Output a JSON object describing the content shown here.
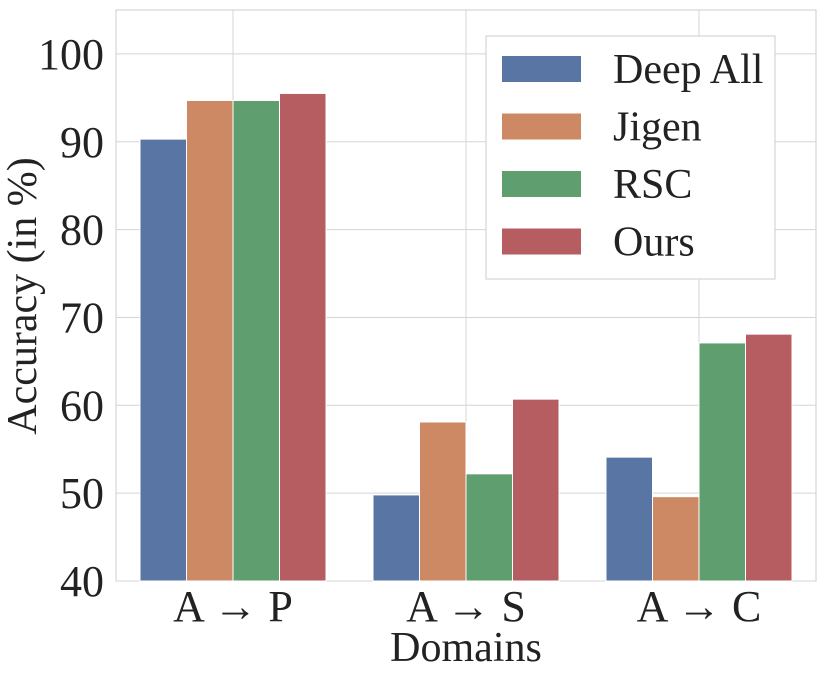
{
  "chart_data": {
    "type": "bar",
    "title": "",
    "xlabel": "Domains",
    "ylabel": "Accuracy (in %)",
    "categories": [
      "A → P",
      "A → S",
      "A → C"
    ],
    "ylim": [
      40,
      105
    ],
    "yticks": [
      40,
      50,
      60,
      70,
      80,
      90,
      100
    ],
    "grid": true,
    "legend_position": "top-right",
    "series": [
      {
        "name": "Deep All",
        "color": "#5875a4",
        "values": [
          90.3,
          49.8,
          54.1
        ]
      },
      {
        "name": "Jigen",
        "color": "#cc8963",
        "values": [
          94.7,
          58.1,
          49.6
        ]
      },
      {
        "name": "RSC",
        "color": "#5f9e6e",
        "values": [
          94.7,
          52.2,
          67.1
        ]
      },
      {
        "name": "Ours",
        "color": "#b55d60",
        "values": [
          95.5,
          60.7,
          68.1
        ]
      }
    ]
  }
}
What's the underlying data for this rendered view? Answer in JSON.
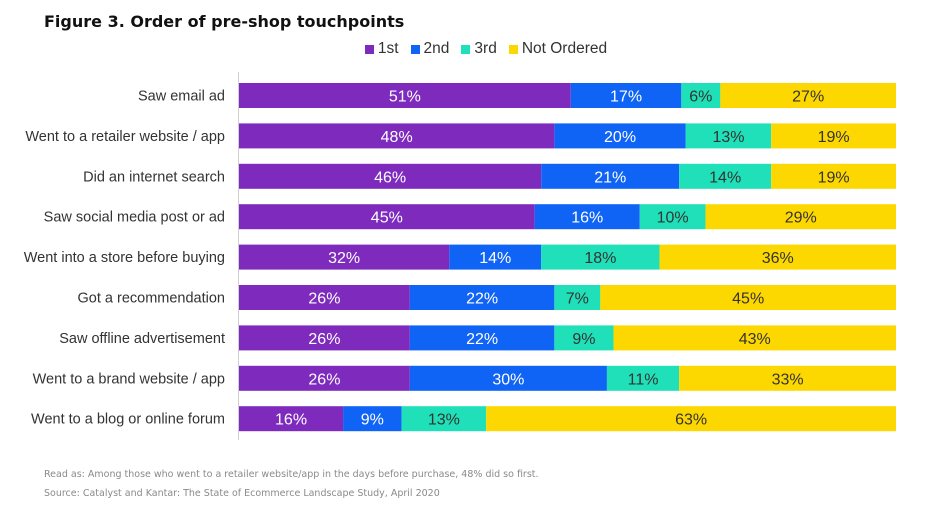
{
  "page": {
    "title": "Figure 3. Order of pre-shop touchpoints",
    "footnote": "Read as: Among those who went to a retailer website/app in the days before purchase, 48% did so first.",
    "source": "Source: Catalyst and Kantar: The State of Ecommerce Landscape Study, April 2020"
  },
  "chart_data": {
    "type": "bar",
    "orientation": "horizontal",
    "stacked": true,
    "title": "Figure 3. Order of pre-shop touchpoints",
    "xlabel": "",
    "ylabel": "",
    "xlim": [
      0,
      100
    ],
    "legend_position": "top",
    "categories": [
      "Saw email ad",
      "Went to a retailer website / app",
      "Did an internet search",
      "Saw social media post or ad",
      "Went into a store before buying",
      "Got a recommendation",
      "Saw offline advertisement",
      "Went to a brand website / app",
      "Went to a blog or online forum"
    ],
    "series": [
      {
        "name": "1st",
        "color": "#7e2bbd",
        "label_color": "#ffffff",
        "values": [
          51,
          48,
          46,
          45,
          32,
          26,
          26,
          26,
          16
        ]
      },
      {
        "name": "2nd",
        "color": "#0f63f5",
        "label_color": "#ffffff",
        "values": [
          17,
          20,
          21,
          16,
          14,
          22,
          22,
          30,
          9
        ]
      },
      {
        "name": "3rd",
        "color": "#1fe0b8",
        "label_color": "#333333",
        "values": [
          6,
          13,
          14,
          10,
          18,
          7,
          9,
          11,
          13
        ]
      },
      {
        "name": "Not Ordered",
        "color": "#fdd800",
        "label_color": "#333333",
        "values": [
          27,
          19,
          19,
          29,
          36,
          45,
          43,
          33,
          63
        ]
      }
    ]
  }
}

++++++

EXERCISE BRIEF
Return the records exactly. Don't carry the pictures over.

WRITTEN SOLUTION
Output a JSON object describing the content shown here.
{
  "chart_data": {
    "type": "bar",
    "title": "",
    "xlabel": "Domains",
    "ylabel": "Accuracy (in %)",
    "categories": [
      "A → P",
      "A → S",
      "A → C"
    ],
    "ylim": [
      40,
      105
    ],
    "yticks": [
      40,
      50,
      60,
      70,
      80,
      90,
      100
    ],
    "grid": true,
    "legend_position": "top-right",
    "series": [
      {
        "name": "Deep All",
        "color": "#5875a4",
        "values": [
          90.3,
          49.8,
          54.1
        ]
      },
      {
        "name": "Jigen",
        "color": "#cc8963",
        "values": [
          94.7,
          58.1,
          49.6
        ]
      },
      {
        "name": "RSC",
        "color": "#5f9e6e",
        "values": [
          94.7,
          52.2,
          67.1
        ]
      },
      {
        "name": "Ours",
        "color": "#b55d60",
        "values": [
          95.5,
          60.7,
          68.1
        ]
      }
    ]
  }
}
What's the underlying data for this rendered view? Answer in JSON.
{
  "page": {
    "title": "Figure 3. Order of pre-shop touchpoints",
    "footnote": "Read as: Among those who went to a retailer website/app in the days before purchase, 48% did so first.",
    "source": "Source: Catalyst and Kantar: The State of Ecommerce Landscape Study, April 2020"
  },
  "chart_data": {
    "type": "bar",
    "orientation": "horizontal",
    "stacked": true,
    "title": "Figure 3. Order of pre-shop touchpoints",
    "xlabel": "",
    "ylabel": "",
    "xlim": [
      0,
      100
    ],
    "legend_position": "top",
    "categories": [
      "Saw email ad",
      "Went to a retailer website / app",
      "Did an internet search",
      "Saw social media post or ad",
      "Went into a store before buying",
      "Got a recommendation",
      "Saw offline advertisement",
      "Went to a brand website / app",
      "Went to a blog or online forum"
    ],
    "series": [
      {
        "name": "1st",
        "color": "#7e2bbd",
        "label_color": "#ffffff",
        "values": [
          51,
          48,
          46,
          45,
          32,
          26,
          26,
          26,
          16
        ]
      },
      {
        "name": "2nd",
        "color": "#0f63f5",
        "label_color": "#ffffff",
        "values": [
          17,
          20,
          21,
          16,
          14,
          22,
          22,
          30,
          9
        ]
      },
      {
        "name": "3rd",
        "color": "#1fe0b8",
        "label_color": "#333333",
        "values": [
          6,
          13,
          14,
          10,
          18,
          7,
          9,
          11,
          13
        ]
      },
      {
        "name": "Not Ordered",
        "color": "#fdd800",
        "label_color": "#333333",
        "values": [
          27,
          19,
          19,
          29,
          36,
          45,
          43,
          33,
          63
        ]
      }
    ]
  }
}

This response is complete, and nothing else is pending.